• Written request:
List every line of the entries below that contains the word "boxes". Case counts.

Box annotation data
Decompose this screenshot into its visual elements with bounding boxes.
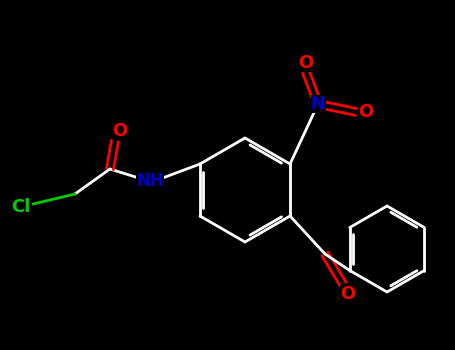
Text: N: N (310, 95, 325, 113)
Text: NH: NH (136, 172, 164, 190)
Text: O: O (340, 285, 356, 303)
Text: Cl: Cl (11, 198, 30, 216)
Text: O: O (112, 122, 127, 140)
Text: O: O (298, 54, 313, 72)
Text: O: O (359, 103, 374, 121)
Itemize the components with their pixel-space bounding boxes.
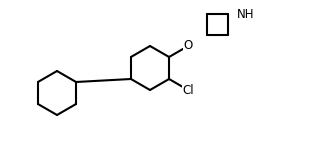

• Full answer:
Decompose this screenshot into its visual elements with bounding boxes.
Itemize the components with their pixel-space bounding boxes.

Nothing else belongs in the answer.